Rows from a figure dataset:
· · · ·

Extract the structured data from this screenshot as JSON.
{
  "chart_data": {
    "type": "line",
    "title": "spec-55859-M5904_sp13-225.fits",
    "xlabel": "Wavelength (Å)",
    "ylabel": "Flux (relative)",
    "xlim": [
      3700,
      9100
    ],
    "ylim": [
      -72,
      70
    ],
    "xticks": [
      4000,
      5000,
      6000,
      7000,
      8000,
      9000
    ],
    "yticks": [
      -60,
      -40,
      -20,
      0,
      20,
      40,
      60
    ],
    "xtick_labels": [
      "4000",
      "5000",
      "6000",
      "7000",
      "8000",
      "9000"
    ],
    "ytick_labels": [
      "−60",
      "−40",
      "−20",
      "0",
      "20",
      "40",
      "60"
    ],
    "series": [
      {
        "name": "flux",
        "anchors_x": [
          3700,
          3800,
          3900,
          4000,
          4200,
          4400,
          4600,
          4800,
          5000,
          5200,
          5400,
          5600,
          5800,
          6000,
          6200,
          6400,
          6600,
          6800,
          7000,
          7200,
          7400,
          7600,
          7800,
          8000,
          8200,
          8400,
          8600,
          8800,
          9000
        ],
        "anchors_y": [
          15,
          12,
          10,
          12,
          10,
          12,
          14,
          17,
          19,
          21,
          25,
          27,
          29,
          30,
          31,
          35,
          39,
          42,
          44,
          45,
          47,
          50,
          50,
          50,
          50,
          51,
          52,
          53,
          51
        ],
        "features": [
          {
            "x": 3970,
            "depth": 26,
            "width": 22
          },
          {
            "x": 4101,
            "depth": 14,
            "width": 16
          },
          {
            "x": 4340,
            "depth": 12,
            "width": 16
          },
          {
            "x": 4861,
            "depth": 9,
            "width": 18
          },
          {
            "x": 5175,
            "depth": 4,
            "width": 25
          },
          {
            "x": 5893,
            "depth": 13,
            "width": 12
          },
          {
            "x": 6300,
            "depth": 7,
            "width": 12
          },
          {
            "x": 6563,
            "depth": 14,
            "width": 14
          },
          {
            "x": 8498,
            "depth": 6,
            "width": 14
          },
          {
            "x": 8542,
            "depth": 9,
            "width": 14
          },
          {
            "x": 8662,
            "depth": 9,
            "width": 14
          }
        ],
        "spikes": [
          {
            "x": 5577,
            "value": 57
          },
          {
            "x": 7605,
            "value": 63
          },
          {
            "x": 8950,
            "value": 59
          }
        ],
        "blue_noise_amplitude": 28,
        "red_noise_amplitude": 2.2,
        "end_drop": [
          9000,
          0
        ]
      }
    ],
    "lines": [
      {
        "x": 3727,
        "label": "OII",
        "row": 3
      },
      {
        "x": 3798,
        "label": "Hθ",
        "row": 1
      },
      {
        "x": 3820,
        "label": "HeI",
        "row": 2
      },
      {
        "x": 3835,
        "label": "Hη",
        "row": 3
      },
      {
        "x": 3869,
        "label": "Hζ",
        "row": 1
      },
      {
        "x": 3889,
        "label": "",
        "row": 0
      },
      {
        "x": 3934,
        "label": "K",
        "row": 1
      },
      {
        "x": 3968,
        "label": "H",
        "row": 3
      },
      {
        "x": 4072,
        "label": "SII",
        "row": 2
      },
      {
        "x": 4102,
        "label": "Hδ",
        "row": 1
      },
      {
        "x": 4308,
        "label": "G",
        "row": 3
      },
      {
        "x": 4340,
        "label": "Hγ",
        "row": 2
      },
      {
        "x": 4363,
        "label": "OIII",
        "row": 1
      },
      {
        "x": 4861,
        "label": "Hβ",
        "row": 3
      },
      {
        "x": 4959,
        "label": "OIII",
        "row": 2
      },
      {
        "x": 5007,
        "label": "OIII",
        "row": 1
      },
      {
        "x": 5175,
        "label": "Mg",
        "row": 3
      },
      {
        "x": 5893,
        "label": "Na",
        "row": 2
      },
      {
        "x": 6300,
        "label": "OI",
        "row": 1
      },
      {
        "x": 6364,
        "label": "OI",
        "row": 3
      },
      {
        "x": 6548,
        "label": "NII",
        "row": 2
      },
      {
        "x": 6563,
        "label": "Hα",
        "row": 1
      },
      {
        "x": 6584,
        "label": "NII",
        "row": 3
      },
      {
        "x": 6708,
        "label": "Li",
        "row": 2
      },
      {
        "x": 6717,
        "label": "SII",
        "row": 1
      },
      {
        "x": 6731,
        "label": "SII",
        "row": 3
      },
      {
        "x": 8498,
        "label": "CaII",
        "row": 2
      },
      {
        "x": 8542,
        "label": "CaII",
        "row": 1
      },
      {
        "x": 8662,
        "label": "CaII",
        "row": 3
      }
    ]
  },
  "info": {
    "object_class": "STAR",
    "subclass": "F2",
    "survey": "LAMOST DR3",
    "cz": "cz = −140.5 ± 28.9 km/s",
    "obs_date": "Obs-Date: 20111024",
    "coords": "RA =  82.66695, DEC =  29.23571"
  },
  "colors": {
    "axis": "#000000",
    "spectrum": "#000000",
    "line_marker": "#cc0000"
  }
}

· · · ·

[What to work on] Would you reproduce all the entries exactly?

[Exercise answer]
Extract the structured data from this screenshot as JSON.
{
  "chart_data": {
    "type": "line",
    "title": "spec-55859-M5904_sp13-225.fits",
    "xlabel": "Wavelength (Å)",
    "ylabel": "Flux (relative)",
    "xlim": [
      3700,
      9100
    ],
    "ylim": [
      -72,
      70
    ],
    "xticks": [
      4000,
      5000,
      6000,
      7000,
      8000,
      9000
    ],
    "yticks": [
      -60,
      -40,
      -20,
      0,
      20,
      40,
      60
    ],
    "xtick_labels": [
      "4000",
      "5000",
      "6000",
      "7000",
      "8000",
      "9000"
    ],
    "ytick_labels": [
      "−60",
      "−40",
      "−20",
      "0",
      "20",
      "40",
      "60"
    ],
    "series": [
      {
        "name": "flux",
        "anchors_x": [
          3700,
          3800,
          3900,
          4000,
          4200,
          4400,
          4600,
          4800,
          5000,
          5200,
          5400,
          5600,
          5800,
          6000,
          6200,
          6400,
          6600,
          6800,
          7000,
          7200,
          7400,
          7600,
          7800,
          8000,
          8200,
          8400,
          8600,
          8800,
          9000
        ],
        "anchors_y": [
          15,
          12,
          10,
          12,
          10,
          12,
          14,
          17,
          19,
          21,
          25,
          27,
          29,
          30,
          31,
          35,
          39,
          42,
          44,
          45,
          47,
          50,
          50,
          50,
          50,
          51,
          52,
          53,
          51
        ],
        "features": [
          {
            "x": 3970,
            "depth": 26,
            "width": 22
          },
          {
            "x": 4101,
            "depth": 14,
            "width": 16
          },
          {
            "x": 4340,
            "depth": 12,
            "width": 16
          },
          {
            "x": 4861,
            "depth": 9,
            "width": 18
          },
          {
            "x": 5175,
            "depth": 4,
            "width": 25
          },
          {
            "x": 5893,
            "depth": 13,
            "width": 12
          },
          {
            "x": 6300,
            "depth": 7,
            "width": 12
          },
          {
            "x": 6563,
            "depth": 14,
            "width": 14
          },
          {
            "x": 8498,
            "depth": 6,
            "width": 14
          },
          {
            "x": 8542,
            "depth": 9,
            "width": 14
          },
          {
            "x": 8662,
            "depth": 9,
            "width": 14
          }
        ],
        "spikes": [
          {
            "x": 5577,
            "value": 57
          },
          {
            "x": 7605,
            "value": 63
          },
          {
            "x": 8950,
            "value": 59
          }
        ],
        "blue_noise_amplitude": 28,
        "red_noise_amplitude": 2.2,
        "end_drop": [
          9000,
          0
        ]
      }
    ],
    "lines": [
      {
        "x": 3727,
        "label": "OII",
        "row": 3
      },
      {
        "x": 3798,
        "label": "Hθ",
        "row": 1
      },
      {
        "x": 3820,
        "label": "HeI",
        "row": 2
      },
      {
        "x": 3835,
        "label": "Hη",
        "row": 3
      },
      {
        "x": 3869,
        "label": "Hζ",
        "row": 1
      },
      {
        "x": 3889,
        "label": "",
        "row": 0
      },
      {
        "x": 3934,
        "label": "K",
        "row": 1
      },
      {
        "x": 3968,
        "label": "H",
        "row": 3
      },
      {
        "x": 4072,
        "label": "SII",
        "row": 2
      },
      {
        "x": 4102,
        "label": "Hδ",
        "row": 1
      },
      {
        "x": 4308,
        "label": "G",
        "row": 3
      },
      {
        "x": 4340,
        "label": "Hγ",
        "row": 2
      },
      {
        "x": 4363,
        "label": "OIII",
        "row": 1
      },
      {
        "x": 4861,
        "label": "Hβ",
        "row": 3
      },
      {
        "x": 4959,
        "label": "OIII",
        "row": 2
      },
      {
        "x": 5007,
        "label": "OIII",
        "row": 1
      },
      {
        "x": 5175,
        "label": "Mg",
        "row": 3
      },
      {
        "x": 5893,
        "label": "Na",
        "row": 2
      },
      {
        "x": 6300,
        "label": "OI",
        "row": 1
      },
      {
        "x": 6364,
        "label": "OI",
        "row": 3
      },
      {
        "x": 6548,
        "label": "NII",
        "row": 2
      },
      {
        "x": 6563,
        "label": "Hα",
        "row": 1
      },
      {
        "x": 6584,
        "label": "NII",
        "row": 3
      },
      {
        "x": 6708,
        "label": "Li",
        "row": 2
      },
      {
        "x": 6717,
        "label": "SII",
        "row": 1
      },
      {
        "x": 6731,
        "label": "SII",
        "row": 3
      },
      {
        "x": 8498,
        "label": "CaII",
        "row": 2
      },
      {
        "x": 8542,
        "label": "CaII",
        "row": 1
      },
      {
        "x": 8662,
        "label": "CaII",
        "row": 3
      }
    ]
  },
  "info": {
    "object_class": "STAR",
    "subclass": "F2",
    "survey": "LAMOST DR3",
    "cz": "cz = −140.5 ± 28.9 km/s",
    "obs_date": "Obs-Date: 20111024",
    "coords": "RA =  82.66695, DEC =  29.23571"
  },
  "colors": {
    "axis": "#000000",
    "spectrum": "#000000",
    "line_marker": "#cc0000"
  }
}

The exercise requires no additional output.